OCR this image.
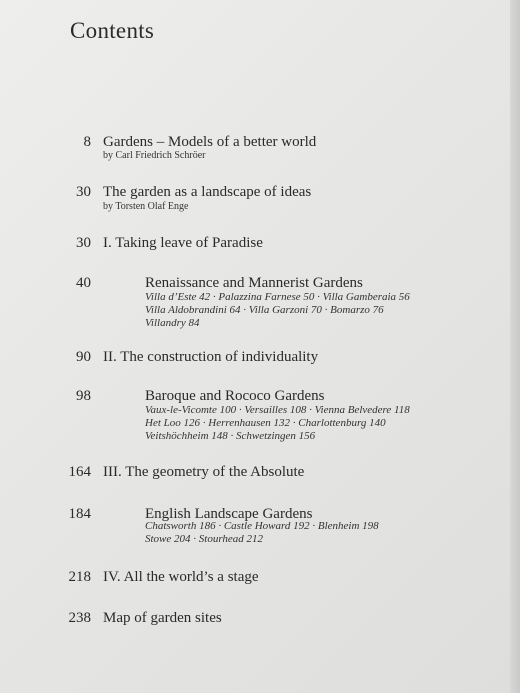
Contents
8 Gardens – Models of a better world
by Carl Friedrich Schröer
30 The garden as a landscape of ideas
by Torsten Olaf Enge
30 I. Taking leave of Paradise
40	Renaissance and Mannerist Gardens
Villa d’Este 42 · Palazzina Farnese 50 · Villa Gamberaia 56
Villa Aldobrandini 64 · Villa Garzoni 70 · Bomarzo 76
Villandry 84
90 II. The construction of individuality
98	Baroque and Rococo Gardens
Vaux-le-Vicomte 100 · Versailles 108 · Vienna Belvedere 118
Het Loo 126 · Herrenhausen 132 · Charlottenburg 140
Veitshöchheim 148 · Schwetzingen 156
164 III. The geometry of the Absolute
184	English Landscape Gardens
Chatsworth 186 · Castle Howard 192 · Blenheim 198
Stowe 204 · Stourhead 212
218 IV. All the world’s a stage
238 Map of garden sites
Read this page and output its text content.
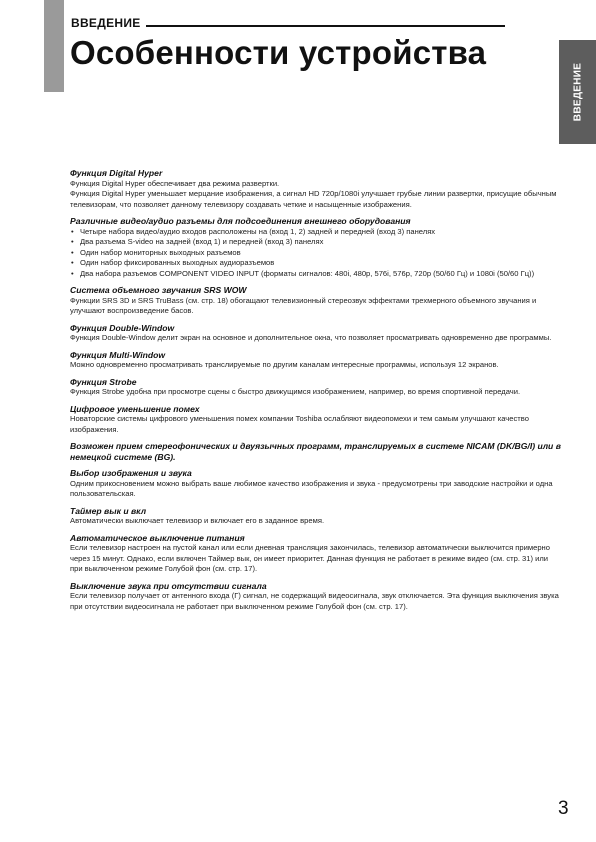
ВВЕДЕНИЕ
Особенности устройства
ВВЕДЕНИЕ
Функция Digital Hyper
Функция Digital Hyper обеспечивает два режима развертки.
Функция Digital Hyper уменьшает мерцание изображения, а сигнал HD 720p/1080i улучшает грубые линии развертки, присущие обычным телевизорам, что позволяет данному телевизору создавать четкие и насыщенные изображения.
Различные видео/аудио разъемы для подсоединения внешнего оборудования
• Четыре набора видео/аудио входов расположены на (вход 1, 2) задней и передней (вход 3) панелях
• Два разъема S-video на задней (вход 1) и передней (вход 3) панелях
• Один набор мониторных выходных разъемов
• Один набор фиксированных выходных аудиоразъемов
• Два набора разъемов COMPONENT VIDEO INPUT (форматы сигналов: 480i, 480p, 576i, 576p, 720p (50/60 Гц) и 1080i (50/60 Гц))
Система объемного звучания SRS WOW
Функции SRS 3D и SRS TruBass (см. стр. 18) обогащают телевизионный стереозвук эффектами трехмерного объемного звучания и улучшают воспроизведение басов.
Функция Double-Window
Функция Double-Window делит экран на основное и дополнительное окна, что позволяет просматривать одновременно две программы.
Функция Multi-Window
Можно одновременно просматривать транслируемые по другим каналам интересные программы, используя 12 экранов.
Функция Strobe
Функция Strobe удобна при просмотре сцены с быстро движущимся изображением, например, во время спортивной передачи.
Цифровое уменьшение помех
Новаторские системы цифрового уменьшения помех компании Toshiba ослабляют видеопомехи и тем самым улучшают качество изображения.
Возможен прием стереофонических и двуязычных программ, транслируемых в системе NICAM (DK/BG/I) или в немецкой системе (BG).
Выбор изображения и звука
Одним прикосновением можно выбрать ваше любимое качество изображения и звука - предусмотрены три заводские настройки и одна пользовательская.
Таймер вык и вкл
Автоматически выключает телевизор и включает его в заданное время.
Автоматическое выключение питания
Если телевизор настроен на пустой канал или если дневная трансляция закончилась, телевизор автоматически выключится примерно через 15 минут. Однако, если включен Таймер вык, он имеет приоритет. Данная функция не работает в режиме видео (см. стр. 31) или при выключенном режиме Голубой фон (см. стр. 17).
Выключение звука при отсутствии сигнала
Если телевизор получает от антенного входа (Г) сигнал, не содержащий видеосигнала, звук отключается. Эта функция выключения звука при отсутствии видеосигнала не работает при выключенном режиме Голубой фон (см. стр. 17).
3
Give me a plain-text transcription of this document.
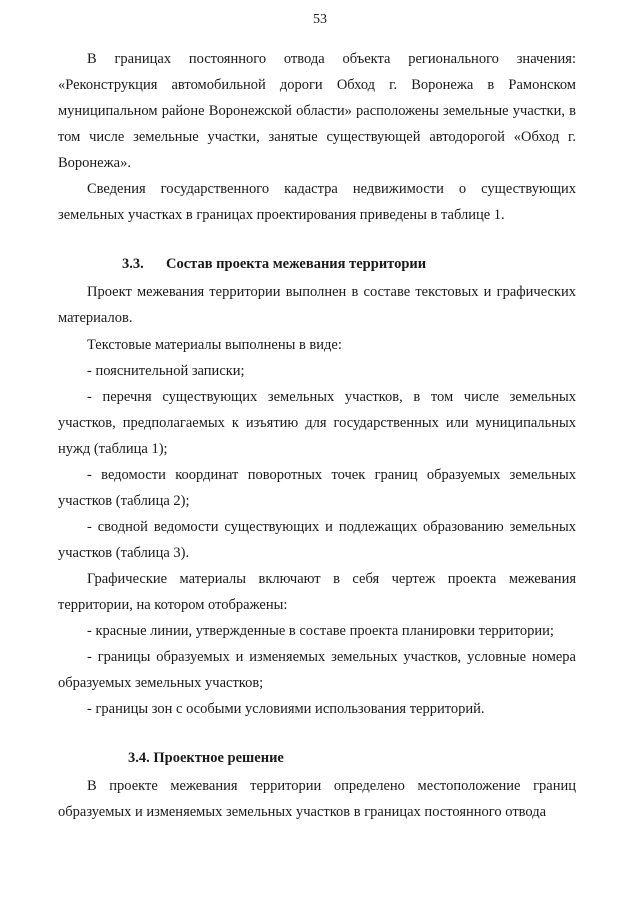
53

В границах постоянного отвода объекта регионального значения: «Реконструкция автомобильной дороги Обход г. Воронежа в Рамонском муниципальном районе Воронежской области» расположены земельные участки, в том числе земельные участки, занятые существующей автодорогой «Обход г. Воронежа».

Сведения государственного кадастра недвижимости о существующих земельных участках в границах проектирования приведены в таблице 1.

3.3. Состав проекта межевания территории

Проект межевания территории выполнен в составе текстовых и графических материалов.

Текстовые материалы выполнены в виде:

- пояснительной записки;

- перечня существующих земельных участков, в том числе земельных участков, предполагаемых к изъятию для государственных или муниципальных нужд (таблица 1);

- ведомости координат поворотных точек границ образуемых земельных участков (таблица 2);

- сводной ведомости существующих и подлежащих образованию земельных участков (таблица 3).

Графические материалы включают в себя чертеж проекта межевания территории, на котором отображены:

- красные линии, утвержденные в составе проекта планировки территории;

- границы образуемых и изменяемых земельных участков, условные номера образуемых земельных участков;

- границы зон с особыми условиями использования территорий.

3.4. Проектное решение

В проекте межевания территории определено местоположение границ образуемых и изменяемых земельных участков в границах постоянного отвода
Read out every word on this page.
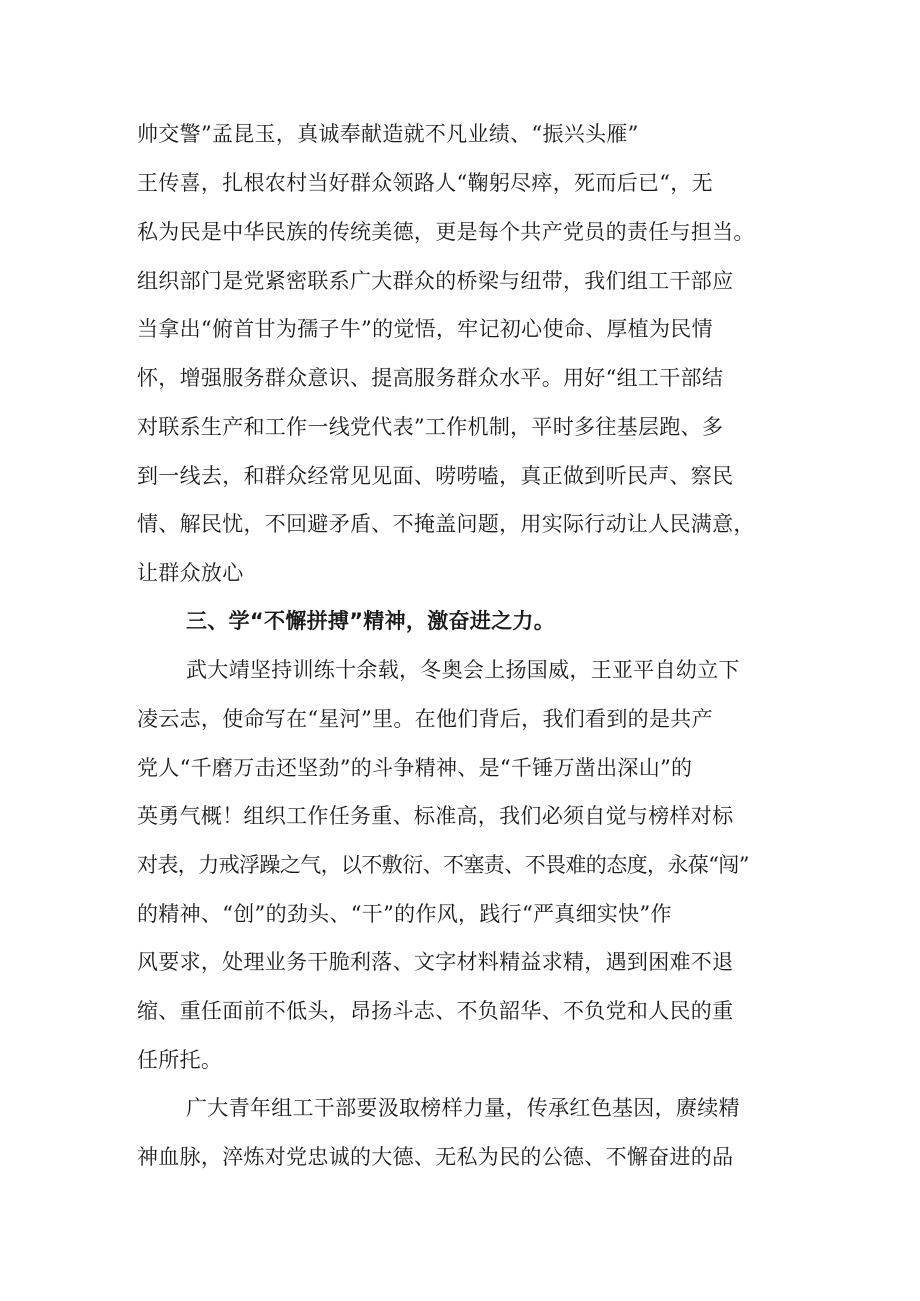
帅交警”孟昆玉，真诚奉献造就不凡业绩、“振兴头雁”
王传喜，扎根农村当好群众领路人“鞠躬尽瘁，死而后已“，无
私为民是中华民族的传统美德，更是每个共产党员的责任与担当。
组织部门是党紧密联系广大群众的桥梁与纽带，我们组工干部应
当拿出“俯首甘为孺子牛”的觉悟，牢记初心使命、厚植为民情
怀，增强服务群众意识、提高服务群众水平。用好“组工干部结
对联系生产和工作一线党代表”工作机制，平时多往基层跑、多
到一线去，和群众经常见见面、唠唠嗑，真正做到听民声、察民
情、解民忧，不回避矛盾、不掩盖问题，用实际行动让人民满意，
让群众放心
三、学“不懈拼搏”精神，激奋进之力。
武大靖坚持训练十余载，冬奥会上扬国威，王亚平自幼立下
凌云志，使命写在“星河”里。在他们背后，我们看到的是共产
党人“千磨万击还坚劲”的斗争精神、是“千锤万凿出深山”的
英勇气概！组织工作任务重、标准高，我们必须自觉与榜样对标
对表，力戒浮躁之气，以不敷衍、不塞责、不畏难的态度，永葆“闯”
的精神、“创”的劲头、“干”的作风，践行“严真细实快”作
风要求，处理业务干脆利落、文字材料精益求精，遇到困难不退
缩、重任面前不低头，昂扬斗志、不负韶华、不负党和人民的重
任所托。
广大青年组工干部要汲取榜样力量，传承红色基因，赓续精
神血脉，淬炼对党忠诚的大德、无私为民的公德、不懈奋进的品
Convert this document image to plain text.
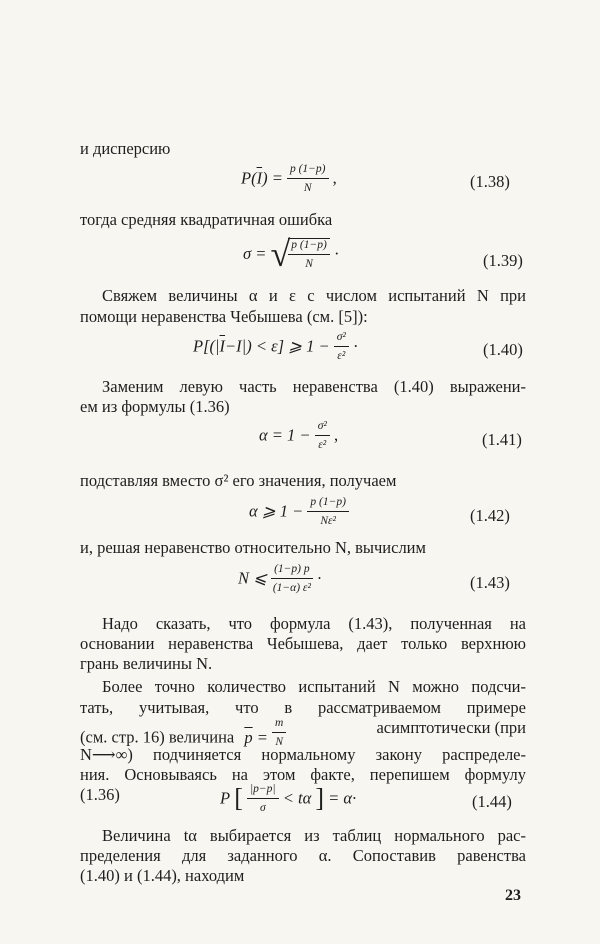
и дисперсию
$P(\overline{I}) = \frac{p (1-p)}{N}$ ,	(1.38)
тогда средняя квадратичная ошибка
σ = √
$\frac{p (1-p)}{N}$ ·	(1.39)
Свяжем величины α и ε с числом испытаний N при
помощи неравенства Чебышева (см. [5]):
$P[(|\overline{I}-I|) < \varepsilon]$ ⩾ $1 - \frac{\text{σ²}}{\text{ε²}}$ ·	(1.40)
Заменим левую часть неравенства (1.40) выражени-
ем из формулы (1.36)
$\alpha = 1 - \frac{\text{σ²}}{\text{ε²}}$ ,	(1.41)
подставляя вместо σ² его значения, получаем
α ⩾ $1 - \frac{p (1-p)}{\text{Nε²}}$	(1.42)
и, решая неравенство относительно N, вычислим
N ⩽ $\frac{(1-p) p}{\text{(1−α) ε²}}$ ·	(1.43)
Надо сказать, что формула (1.43), полученная на
основании неравенства Чебышева, дает только верхнюю
грань величины N.
Более точно количество испытаний N можно подсчи-
тать, учитывая, что в рассматриваемом примере
(см. стр. 16) величина $\overline{p} = \frac{m}{N}$	асимптотически (при
N⟶∞) подчиняется нормальному закону распределе-
ния. Основываясь на этом факте, перепишем формулу
(1.36)	P [ $\frac{|p-p|}{\sigma} < t\alpha$ ] = α·	(1.44)
Величина tα выбирается из таблиц нормального рас-
пределения для заданного α. Сопоставив равенства
(1.40) и (1.44), находим
23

________________________

◆ EXERCISE DIRECTIONS ◆
Keep the pictures out of the copy and return the rest of the data above exactly.

◆ FULL OUTPUT ◆
OCR this image.
Contents
8 Gardens – Models of a better world
by Carl Friedrich Schröer
30 The garden as a landscape of ideas
by Torsten Olaf Enge
30 I. Taking leave of Paradise
40	Renaissance and Mannerist Gardens
Villa d’Este 42 · Palazzina Farnese 50 · Villa Gamberaia 56
Villa Aldobrandini 64 · Villa Garzoni 70 · Bomarzo 76
Villandry 84
90 II. The construction of individuality
98	Baroque and Rococo Gardens
Vaux-le-Vicomte 100 · Versailles 108 · Vienna Belvedere 118
Het Loo 126 · Herrenhausen 132 · Charlottenburg 140
Veitshöchheim 148 · Schwetzingen 156
164 III. The geometry of the Absolute
184	English Landscape Gardens
Chatsworth 186 · Castle Howard 192 · Blenheim 198
Stowe 204 · Stourhead 212
218 IV. All the world’s a stage
238 Map of garden sites
Read this page and output its text content.
ВВЕДЕНИЕ
Особенности устройства
ВВЕДЕНИЕ
Функция Digital Hyper
Функция Digital Hyper обеспечивает два режима развертки.
Функция Digital Hyper уменьшает мерцание изображения, а сигнал HD 720p/1080i улучшает грубые линии развертки, присущие обычным телевизорам, что позволяет данному телевизору создавать четкие и насыщенные изображения.
Различные видео/аудио разъемы для подсоединения внешнего оборудования
• Четыре набора видео/аудио входов расположены на (вход 1, 2) задней и передней (вход 3) панелях
• Два разъема S-video на задней (вход 1) и передней (вход 3) панелях
• Один набор мониторных выходных разъемов
• Один набор фиксированных выходных аудиоразъемов
• Два набора разъемов COMPONENT VIDEO INPUT (форматы сигналов: 480i, 480p, 576i, 576p, 720p (50/60 Гц) и 1080i (50/60 Гц))
Система объемного звучания SRS WOW
Функции SRS 3D и SRS TruBass (см. стр. 18) обогащают телевизионный стереозвук эффектами трехмерного объемного звучания и улучшают воспроизведение басов.
Функция Double-Window
Функция Double-Window делит экран на основное и дополнительное окна, что позволяет просматривать одновременно две программы.
Функция Multi-Window
Можно одновременно просматривать транслируемые по другим каналам интересные программы, используя 12 экранов.
Функция Strobe
Функция Strobe удобна при просмотре сцены с быстро движущимся изображением, например, во время спортивной передачи.
Цифровое уменьшение помех
Новаторские системы цифрового уменьшения помех компании Toshiba ослабляют видеопомехи и тем самым улучшают качество изображения.
Возможен прием стереофонических и двуязычных программ, транслируемых в системе NICAM (DK/BG/I) или в немецкой системе (BG).
Выбор изображения и звука
Одним прикосновением можно выбрать ваше любимое качество изображения и звука - предусмотрены три заводские настройки и одна пользовательская.
Таймер вык и вкл
Автоматически выключает телевизор и включает его в заданное время.
Автоматическое выключение питания
Если телевизор настроен на пустой канал или если дневная трансляция закончилась, телевизор автоматически выключится примерно через 15 минут. Однако, если включен Таймер вык, он имеет приоритет. Данная функция не работает в режиме видео (см. стр. 31) или при выключенном режиме Голубой фон (см. стр. 17).
Выключение звука при отсутствии сигнала
Если телевизор получает от антенного входа (Г) сигнал, не содержащий видеосигнала, звук отключается. Эта функция выключения звука при отсутствии видеосигнала не работает при выключенном режиме Голубой фон (см. стр. 17).
3
Give me a plain-text transcription of this document.
53

В границах постоянного отвода объекта регионального значения: «Реконструкция автомобильной дороги Обход г. Воронежа в Рамонском муниципальном районе Воронежской области» расположены земельные участки, в том числе земельные участки, занятые существующей автодорогой «Обход г. Воронежа».

Сведения государственного кадастра недвижимости о существующих земельных участках в границах проектирования приведены в таблице 1.

3.3. Состав проекта межевания территории

Проект межевания территории выполнен в составе текстовых и графических материалов.

Текстовые материалы выполнены в виде:

- пояснительной записки;

- перечня существующих земельных участков, в том числе земельных участков, предполагаемых к изъятию для государственных или муниципальных нужд (таблица 1);

- ведомости координат поворотных точек границ образуемых земельных участков (таблица 2);

- сводной ведомости существующих и подлежащих образованию земельных участков (таблица 3).

Графические материалы включают в себя чертеж проекта межевания территории, на котором отображены:

- красные линии, утвержденные в составе проекта планировки территории;

- границы образуемых и изменяемых земельных участков, условные номера образуемых земельных участков;

- границы зон с особыми условиями использования территорий.

3.4. Проектное решение

В проекте межевания территории определено местоположение границ образуемых и изменяемых земельных участков в границах постоянного отвода
Read out every word on this page.
帅交警”孟昆玉，真诚奉献造就不凡业绩、“振兴头雁”
王传喜，扎根农村当好群众领路人“鞠躬尽瘁，死而后已“，无
私为民是中华民族的传统美德，更是每个共产党员的责任与担当。
组织部门是党紧密联系广大群众的桥梁与纽带，我们组工干部应
当拿出“俯首甘为孺子牛”的觉悟，牢记初心使命、厚植为民情
怀，增强服务群众意识、提高服务群众水平。用好“组工干部结
对联系生产和工作一线党代表”工作机制，平时多往基层跑、多
到一线去，和群众经常见见面、唠唠嗑，真正做到听民声、察民
情、解民忧，不回避矛盾、不掩盖问题，用实际行动让人民满意，
让群众放心
三、学“不懈拼搏”精神，激奋进之力。
武大靖坚持训练十余载，冬奥会上扬国威，王亚平自幼立下
凌云志，使命写在“星河”里。在他们背后，我们看到的是共产
党人“千磨万击还坚劲”的斗争精神、是“千锤万凿出深山”的
英勇气概！组织工作任务重、标准高，我们必须自觉与榜样对标
对表，力戒浮躁之气，以不敷衍、不塞责、不畏难的态度，永葆“闯”
的精神、“创”的劲头、“干”的作风，践行“严真细实快”作
风要求，处理业务干脆利落、文字材料精益求精，遇到困难不退
缩、重任面前不低头，昂扬斗志、不负韶华、不负党和人民的重
任所托。
广大青年组工干部要汲取榜样力量，传承红色基因，赓续精
神血脉，淬炼对党忠诚的大德、无私为民的公德、不懈奋进的品
Convert this document image to plain text.
и дисперсию
$P(\overline{I}) = \frac{p (1-p)}{N}$ ,	(1.38)
тогда средняя квадратичная ошибка
σ = √
$\frac{p (1-p)}{N}$ ·	(1.39)
Свяжем величины α и ε с числом испытаний N при
помощи неравенства Чебышева (см. [5]):
$P[(|\overline{I}-I|) < \varepsilon]$ ⩾ $1 - \frac{\text{σ²}}{\text{ε²}}$ ·	(1.40)
Заменим левую часть неравенства (1.40) выражени-
ем из формулы (1.36)
$\alpha = 1 - \frac{\text{σ²}}{\text{ε²}}$ ,	(1.41)
подставляя вместо σ² его значения, получаем
α ⩾ $1 - \frac{p (1-p)}{\text{Nε²}}$	(1.42)
и, решая неравенство относительно N, вычислим
N ⩽ $\frac{(1-p) p}{\text{(1−α) ε²}}$ ·	(1.43)
Надо сказать, что формула (1.43), полученная на
основании неравенства Чебышева, дает только верхнюю
грань величины N.
Более точно количество испытаний N можно подсчи-
тать, учитывая, что в рассматриваемом примере
(см. стр. 16) величина $\overline{p} = \frac{m}{N}$	асимптотически (при
N⟶∞) подчиняется нормальному закону распределе-
ния. Основываясь на этом факте, перепишем формулу
(1.36)	P [ $\frac{|p-p|}{\sigma} < t\alpha$ ] = α·	(1.44)
Величина tα выбирается из таблиц нормального рас-
пределения для заданного α. Сопоставив равенства
(1.40) и (1.44), находим
23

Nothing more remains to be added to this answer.